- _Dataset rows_
# # # # #
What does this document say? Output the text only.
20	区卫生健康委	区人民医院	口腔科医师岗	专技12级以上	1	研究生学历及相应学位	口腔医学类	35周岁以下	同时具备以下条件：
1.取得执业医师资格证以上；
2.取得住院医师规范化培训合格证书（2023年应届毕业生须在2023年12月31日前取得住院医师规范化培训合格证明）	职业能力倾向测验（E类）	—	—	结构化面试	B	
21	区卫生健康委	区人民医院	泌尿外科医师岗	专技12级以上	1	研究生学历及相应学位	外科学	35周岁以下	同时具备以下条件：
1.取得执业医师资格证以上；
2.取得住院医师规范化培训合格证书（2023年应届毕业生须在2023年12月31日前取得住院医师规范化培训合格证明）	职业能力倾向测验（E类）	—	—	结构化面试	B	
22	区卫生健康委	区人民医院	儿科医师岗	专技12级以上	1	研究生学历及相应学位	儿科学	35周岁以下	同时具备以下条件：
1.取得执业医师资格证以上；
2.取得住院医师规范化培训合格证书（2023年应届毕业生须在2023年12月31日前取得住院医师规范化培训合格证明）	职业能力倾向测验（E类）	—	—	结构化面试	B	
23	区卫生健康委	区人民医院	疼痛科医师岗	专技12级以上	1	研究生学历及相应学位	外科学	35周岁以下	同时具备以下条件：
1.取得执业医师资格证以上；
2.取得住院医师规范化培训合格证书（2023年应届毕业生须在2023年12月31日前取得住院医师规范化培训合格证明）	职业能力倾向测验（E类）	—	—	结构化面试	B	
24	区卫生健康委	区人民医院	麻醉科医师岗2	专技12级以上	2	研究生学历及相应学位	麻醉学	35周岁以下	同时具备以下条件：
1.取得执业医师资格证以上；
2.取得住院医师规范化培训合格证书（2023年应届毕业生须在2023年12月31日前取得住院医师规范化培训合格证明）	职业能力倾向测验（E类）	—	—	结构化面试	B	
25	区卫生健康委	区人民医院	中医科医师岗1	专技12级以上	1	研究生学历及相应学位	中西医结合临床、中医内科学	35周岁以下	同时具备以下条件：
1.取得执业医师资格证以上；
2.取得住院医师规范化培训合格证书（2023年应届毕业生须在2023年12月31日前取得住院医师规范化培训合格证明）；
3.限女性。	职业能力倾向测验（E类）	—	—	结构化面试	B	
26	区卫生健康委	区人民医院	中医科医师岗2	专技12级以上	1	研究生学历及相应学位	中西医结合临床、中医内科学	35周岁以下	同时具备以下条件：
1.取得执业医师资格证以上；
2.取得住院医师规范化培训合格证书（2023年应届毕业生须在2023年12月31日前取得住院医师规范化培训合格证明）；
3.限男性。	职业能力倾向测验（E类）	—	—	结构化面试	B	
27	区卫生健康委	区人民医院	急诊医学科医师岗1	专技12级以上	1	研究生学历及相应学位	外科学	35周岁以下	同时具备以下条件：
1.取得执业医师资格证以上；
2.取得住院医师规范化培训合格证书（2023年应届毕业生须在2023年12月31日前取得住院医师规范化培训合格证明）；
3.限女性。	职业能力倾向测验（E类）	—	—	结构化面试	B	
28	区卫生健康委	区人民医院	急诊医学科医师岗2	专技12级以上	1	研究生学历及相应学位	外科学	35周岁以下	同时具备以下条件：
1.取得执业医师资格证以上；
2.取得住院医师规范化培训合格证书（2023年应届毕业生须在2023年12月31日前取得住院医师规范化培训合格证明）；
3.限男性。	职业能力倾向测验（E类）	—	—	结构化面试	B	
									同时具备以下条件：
# # # # #
- _Short task_
Look through the listing above and count the lines where the string "中西医结合临床" appears. Report the number only.

- _Expected output_
2